* **REQUIRED WORK**: Draw out every line with the word "MunafaSutra" from the listing below.

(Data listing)

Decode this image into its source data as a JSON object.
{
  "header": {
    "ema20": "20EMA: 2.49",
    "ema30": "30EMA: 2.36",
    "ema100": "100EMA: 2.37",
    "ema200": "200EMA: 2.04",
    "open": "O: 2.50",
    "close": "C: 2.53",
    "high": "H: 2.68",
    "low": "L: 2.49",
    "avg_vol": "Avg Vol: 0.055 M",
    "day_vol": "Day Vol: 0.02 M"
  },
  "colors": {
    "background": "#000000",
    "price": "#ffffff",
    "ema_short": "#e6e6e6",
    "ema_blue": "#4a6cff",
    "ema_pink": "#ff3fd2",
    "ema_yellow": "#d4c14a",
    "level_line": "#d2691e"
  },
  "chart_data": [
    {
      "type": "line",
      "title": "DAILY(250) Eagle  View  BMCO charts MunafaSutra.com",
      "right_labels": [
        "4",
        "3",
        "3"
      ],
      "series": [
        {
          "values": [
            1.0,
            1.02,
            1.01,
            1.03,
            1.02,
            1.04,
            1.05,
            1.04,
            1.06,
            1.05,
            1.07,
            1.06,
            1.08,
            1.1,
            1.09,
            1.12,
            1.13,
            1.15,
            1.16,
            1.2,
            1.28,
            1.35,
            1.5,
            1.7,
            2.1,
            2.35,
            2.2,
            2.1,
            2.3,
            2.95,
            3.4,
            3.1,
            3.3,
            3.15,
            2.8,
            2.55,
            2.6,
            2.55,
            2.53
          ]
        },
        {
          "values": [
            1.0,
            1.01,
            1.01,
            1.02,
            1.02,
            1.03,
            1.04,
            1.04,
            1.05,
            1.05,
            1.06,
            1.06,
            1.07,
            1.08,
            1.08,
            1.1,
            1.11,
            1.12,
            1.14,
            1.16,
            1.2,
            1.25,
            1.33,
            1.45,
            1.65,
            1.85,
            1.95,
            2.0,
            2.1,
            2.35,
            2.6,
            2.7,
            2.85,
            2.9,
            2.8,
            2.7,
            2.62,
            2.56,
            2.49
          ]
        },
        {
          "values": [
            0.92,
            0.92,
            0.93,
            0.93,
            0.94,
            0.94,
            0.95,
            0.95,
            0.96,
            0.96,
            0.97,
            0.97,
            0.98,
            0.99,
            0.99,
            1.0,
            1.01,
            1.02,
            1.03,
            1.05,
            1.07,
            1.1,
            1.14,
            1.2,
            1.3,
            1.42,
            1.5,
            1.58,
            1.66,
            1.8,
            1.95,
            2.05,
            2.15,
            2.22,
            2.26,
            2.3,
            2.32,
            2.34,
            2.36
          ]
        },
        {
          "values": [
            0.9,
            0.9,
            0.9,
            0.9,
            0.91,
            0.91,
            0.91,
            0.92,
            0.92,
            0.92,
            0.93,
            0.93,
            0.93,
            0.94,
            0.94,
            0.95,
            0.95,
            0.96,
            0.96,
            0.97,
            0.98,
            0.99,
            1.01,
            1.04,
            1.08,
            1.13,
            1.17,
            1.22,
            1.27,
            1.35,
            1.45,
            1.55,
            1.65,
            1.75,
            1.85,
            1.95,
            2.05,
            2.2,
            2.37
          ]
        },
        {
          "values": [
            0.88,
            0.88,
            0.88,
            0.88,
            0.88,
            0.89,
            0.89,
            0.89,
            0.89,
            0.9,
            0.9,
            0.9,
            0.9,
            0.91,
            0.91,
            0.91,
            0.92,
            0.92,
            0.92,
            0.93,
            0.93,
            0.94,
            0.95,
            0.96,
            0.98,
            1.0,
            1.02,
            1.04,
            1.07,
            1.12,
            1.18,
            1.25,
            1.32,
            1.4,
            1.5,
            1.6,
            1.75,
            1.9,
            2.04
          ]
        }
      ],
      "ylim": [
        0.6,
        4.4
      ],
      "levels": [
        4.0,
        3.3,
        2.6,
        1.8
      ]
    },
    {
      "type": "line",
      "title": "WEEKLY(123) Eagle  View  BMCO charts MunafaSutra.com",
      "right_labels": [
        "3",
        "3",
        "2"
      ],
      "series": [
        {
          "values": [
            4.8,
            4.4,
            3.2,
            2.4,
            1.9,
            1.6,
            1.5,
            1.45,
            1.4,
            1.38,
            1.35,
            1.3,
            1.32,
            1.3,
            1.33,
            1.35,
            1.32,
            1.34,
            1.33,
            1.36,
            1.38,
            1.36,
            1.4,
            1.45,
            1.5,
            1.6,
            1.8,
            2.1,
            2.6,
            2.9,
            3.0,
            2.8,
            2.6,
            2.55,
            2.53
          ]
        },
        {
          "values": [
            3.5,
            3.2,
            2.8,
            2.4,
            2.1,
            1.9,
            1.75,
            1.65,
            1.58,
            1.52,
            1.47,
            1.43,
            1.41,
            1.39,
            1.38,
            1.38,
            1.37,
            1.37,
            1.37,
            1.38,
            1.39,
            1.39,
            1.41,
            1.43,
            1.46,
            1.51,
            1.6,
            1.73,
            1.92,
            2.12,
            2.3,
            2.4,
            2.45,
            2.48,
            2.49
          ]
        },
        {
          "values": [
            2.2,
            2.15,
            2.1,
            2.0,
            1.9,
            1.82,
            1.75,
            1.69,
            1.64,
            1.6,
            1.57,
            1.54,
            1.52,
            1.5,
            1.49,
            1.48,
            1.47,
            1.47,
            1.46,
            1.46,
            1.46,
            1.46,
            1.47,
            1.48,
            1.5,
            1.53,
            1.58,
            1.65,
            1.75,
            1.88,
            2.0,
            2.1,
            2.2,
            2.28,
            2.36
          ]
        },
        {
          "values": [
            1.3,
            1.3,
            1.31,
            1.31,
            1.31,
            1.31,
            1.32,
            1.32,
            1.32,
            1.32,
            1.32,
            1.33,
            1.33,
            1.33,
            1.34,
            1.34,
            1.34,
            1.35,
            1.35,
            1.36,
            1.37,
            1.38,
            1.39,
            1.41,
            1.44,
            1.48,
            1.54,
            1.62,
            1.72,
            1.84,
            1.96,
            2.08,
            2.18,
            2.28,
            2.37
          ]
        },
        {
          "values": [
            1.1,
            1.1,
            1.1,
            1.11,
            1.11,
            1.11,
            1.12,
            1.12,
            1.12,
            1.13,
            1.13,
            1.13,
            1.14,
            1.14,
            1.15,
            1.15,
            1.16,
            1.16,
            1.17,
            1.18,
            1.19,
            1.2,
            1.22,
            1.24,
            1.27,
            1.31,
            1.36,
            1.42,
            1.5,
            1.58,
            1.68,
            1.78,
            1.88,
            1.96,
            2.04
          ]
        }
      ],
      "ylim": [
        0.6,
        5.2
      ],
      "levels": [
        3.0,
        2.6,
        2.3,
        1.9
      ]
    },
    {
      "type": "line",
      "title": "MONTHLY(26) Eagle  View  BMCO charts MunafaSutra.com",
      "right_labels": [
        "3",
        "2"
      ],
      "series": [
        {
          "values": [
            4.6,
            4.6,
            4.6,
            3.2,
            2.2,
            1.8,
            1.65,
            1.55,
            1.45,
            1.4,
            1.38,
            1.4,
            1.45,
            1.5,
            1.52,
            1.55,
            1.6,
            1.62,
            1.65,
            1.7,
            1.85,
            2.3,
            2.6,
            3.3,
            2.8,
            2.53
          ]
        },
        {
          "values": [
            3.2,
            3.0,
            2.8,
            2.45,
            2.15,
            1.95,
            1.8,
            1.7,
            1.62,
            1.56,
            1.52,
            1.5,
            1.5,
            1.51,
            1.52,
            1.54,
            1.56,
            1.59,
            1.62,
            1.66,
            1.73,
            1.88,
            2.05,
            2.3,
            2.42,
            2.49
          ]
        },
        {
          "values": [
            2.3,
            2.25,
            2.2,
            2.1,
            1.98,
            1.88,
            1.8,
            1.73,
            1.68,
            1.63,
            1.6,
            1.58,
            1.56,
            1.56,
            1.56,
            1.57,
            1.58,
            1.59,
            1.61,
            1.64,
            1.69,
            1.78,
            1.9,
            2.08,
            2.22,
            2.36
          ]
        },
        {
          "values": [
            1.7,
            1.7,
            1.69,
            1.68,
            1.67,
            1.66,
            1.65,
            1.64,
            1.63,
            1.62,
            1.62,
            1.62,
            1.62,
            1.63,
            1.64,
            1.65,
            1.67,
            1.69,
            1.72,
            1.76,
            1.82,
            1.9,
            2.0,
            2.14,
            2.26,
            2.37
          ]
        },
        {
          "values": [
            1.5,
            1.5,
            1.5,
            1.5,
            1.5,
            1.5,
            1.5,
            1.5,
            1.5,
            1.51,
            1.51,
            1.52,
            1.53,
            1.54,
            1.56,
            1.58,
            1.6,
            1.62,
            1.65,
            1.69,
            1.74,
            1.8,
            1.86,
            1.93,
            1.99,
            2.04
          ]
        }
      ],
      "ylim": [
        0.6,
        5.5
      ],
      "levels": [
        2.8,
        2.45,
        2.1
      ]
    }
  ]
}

* **WORKED ANSWER**:
      "title": "DAILY(250) Eagle  View  BMCO charts MunafaSutra.com",
      "title": "WEEKLY(123) Eagle  View  BMCO charts MunafaSutra.com",
      "title": "MONTHLY(26) Eagle  View  BMCO charts MunafaSutra.com",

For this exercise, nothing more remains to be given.